### Reading text

## begin

From the Brisbanetimes click here!

Go Card travel records point finger at murder accused

QuoteGo Card travel records point finger at murder accused

August 16, 2012 - 5:42PM

A Go Card may help prove a Brisbane prosecution murder case.

A Supreme Court jury heard that Ashley Michael McGoldrick's Go Card history showed the 37-year-old travelled from his home suburb of Caboolture to Brisbane's Fortitude Valley by train and then on to Heal Street, New Farm, on the morning the Crown alleges 56-year-old Dianne Hawkins was killed in her Heal Street unit.

Prosecutor Brendan Campbell told the six men and six women on the jury that security footage of Mr McGoldrick's travels, combined with his Go Card history, which saw him board a bus an hour after disembarking from the same Heal Street bus stop on June 9, 2010, formed part of the Crown case against Mr McGoldrick, that he was the last person to see the pensioner alive.

## end

### Task instructions
(a) Decide whether each statement below agrees with the news report, answering yes or no and quoting the deciding words of the report: (i) The jury was made up of six men and six women. (ii) Mr McGoldrick traveled from Caboolture to Fortitude Valley by bus. (iii) Dianne Hawkins was 65 years old.
(b) Reproduce the passage of the news report from "From the Brisbanetimes" to "prosecution murder case.", word for word.

Bounding box entries
## begin

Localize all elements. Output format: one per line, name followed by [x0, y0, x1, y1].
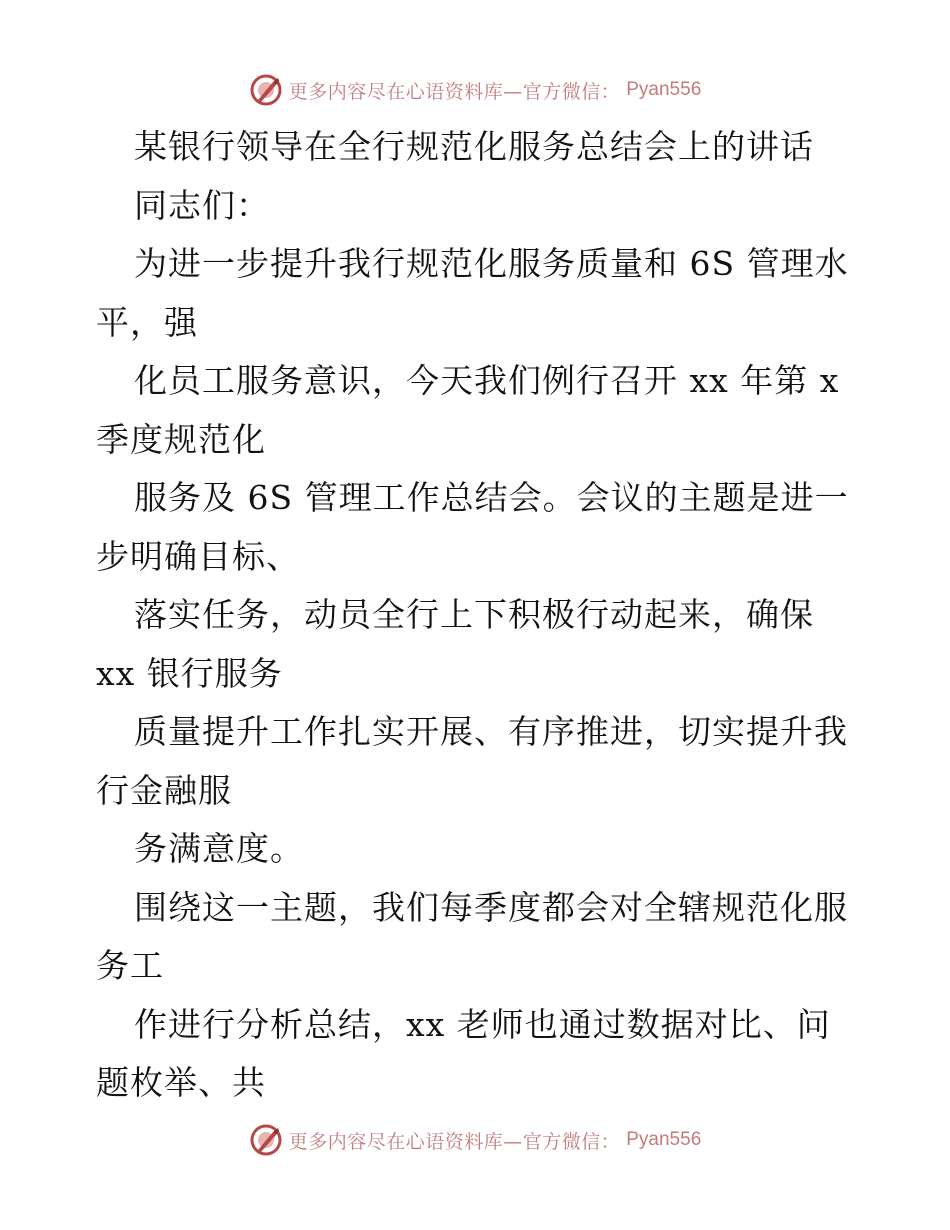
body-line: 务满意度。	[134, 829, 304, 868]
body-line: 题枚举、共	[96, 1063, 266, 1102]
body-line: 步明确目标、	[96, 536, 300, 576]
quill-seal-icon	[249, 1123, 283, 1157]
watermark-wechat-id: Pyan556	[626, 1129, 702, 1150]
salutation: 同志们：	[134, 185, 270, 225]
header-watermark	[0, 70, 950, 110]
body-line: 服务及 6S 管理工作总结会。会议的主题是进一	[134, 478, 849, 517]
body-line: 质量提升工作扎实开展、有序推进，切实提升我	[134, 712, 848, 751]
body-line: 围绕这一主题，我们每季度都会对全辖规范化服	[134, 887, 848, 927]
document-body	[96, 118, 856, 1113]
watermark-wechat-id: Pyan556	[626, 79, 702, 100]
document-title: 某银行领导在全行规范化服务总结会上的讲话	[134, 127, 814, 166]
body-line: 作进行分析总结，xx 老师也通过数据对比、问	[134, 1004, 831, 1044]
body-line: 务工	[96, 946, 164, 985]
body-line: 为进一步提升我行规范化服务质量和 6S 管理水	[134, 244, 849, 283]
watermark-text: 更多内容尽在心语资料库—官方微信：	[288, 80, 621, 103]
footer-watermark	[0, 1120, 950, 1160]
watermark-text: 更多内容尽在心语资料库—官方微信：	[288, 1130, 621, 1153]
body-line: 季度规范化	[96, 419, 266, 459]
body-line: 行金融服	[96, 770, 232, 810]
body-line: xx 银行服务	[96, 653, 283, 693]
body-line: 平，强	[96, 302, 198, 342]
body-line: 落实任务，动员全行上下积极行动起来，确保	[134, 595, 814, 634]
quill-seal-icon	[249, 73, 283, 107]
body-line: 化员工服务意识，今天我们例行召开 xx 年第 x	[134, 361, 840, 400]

## end
## begin

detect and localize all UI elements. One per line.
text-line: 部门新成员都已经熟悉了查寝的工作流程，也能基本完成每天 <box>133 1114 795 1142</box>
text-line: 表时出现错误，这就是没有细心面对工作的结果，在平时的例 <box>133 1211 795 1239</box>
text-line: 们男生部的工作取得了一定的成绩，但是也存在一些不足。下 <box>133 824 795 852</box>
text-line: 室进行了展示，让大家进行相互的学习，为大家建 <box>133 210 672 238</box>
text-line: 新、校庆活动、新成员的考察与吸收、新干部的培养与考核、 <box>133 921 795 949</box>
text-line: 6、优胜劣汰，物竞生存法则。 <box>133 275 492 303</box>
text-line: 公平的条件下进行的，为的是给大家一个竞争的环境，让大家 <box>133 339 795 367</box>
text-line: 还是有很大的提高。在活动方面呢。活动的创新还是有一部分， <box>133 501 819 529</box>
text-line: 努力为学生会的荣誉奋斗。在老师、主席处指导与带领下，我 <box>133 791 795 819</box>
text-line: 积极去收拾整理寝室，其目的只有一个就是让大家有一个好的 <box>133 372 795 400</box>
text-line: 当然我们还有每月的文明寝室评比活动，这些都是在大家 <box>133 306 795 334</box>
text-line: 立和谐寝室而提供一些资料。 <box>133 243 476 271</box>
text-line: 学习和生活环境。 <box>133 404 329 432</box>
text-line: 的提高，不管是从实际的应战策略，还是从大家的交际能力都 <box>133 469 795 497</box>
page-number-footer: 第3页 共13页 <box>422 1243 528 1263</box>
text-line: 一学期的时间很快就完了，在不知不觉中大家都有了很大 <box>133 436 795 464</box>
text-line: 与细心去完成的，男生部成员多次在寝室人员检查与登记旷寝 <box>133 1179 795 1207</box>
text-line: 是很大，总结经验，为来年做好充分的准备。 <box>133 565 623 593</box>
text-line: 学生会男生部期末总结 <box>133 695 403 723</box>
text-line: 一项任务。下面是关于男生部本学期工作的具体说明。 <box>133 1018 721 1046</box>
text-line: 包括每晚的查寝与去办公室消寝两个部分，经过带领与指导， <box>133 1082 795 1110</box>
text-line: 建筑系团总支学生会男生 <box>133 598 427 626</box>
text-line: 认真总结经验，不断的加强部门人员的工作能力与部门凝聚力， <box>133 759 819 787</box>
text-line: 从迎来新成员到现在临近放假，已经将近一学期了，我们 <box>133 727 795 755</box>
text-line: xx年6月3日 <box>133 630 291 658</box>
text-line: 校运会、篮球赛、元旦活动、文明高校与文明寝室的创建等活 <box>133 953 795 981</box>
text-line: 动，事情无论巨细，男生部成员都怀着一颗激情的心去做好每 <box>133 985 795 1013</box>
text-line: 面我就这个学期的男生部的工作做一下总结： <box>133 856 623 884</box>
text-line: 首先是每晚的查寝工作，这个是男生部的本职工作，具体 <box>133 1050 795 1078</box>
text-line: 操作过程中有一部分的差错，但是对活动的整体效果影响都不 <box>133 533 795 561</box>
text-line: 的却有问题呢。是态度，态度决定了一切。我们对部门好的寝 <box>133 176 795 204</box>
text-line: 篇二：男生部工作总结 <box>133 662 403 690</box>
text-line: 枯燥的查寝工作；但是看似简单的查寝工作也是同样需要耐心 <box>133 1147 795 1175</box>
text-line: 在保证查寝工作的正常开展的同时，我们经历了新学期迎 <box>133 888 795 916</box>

## end

### Answers in order
(a)
(i) Yes: "the six men and six women on the jury"
(ii) No: "travelled from his home suburb of Caboolture to Brisbane's Fortitude Valley by train"
(iii) No: "56-year-old Dianne Hawkins"

(b)
From the Brisbanetimes click here!

Go Card travel records point finger at murder accused

QuoteGo Card travel records point finger at murder accused

August 16, 2012 - 5:42PM

A Go Card may help prove a Brisbane prosecution murder case.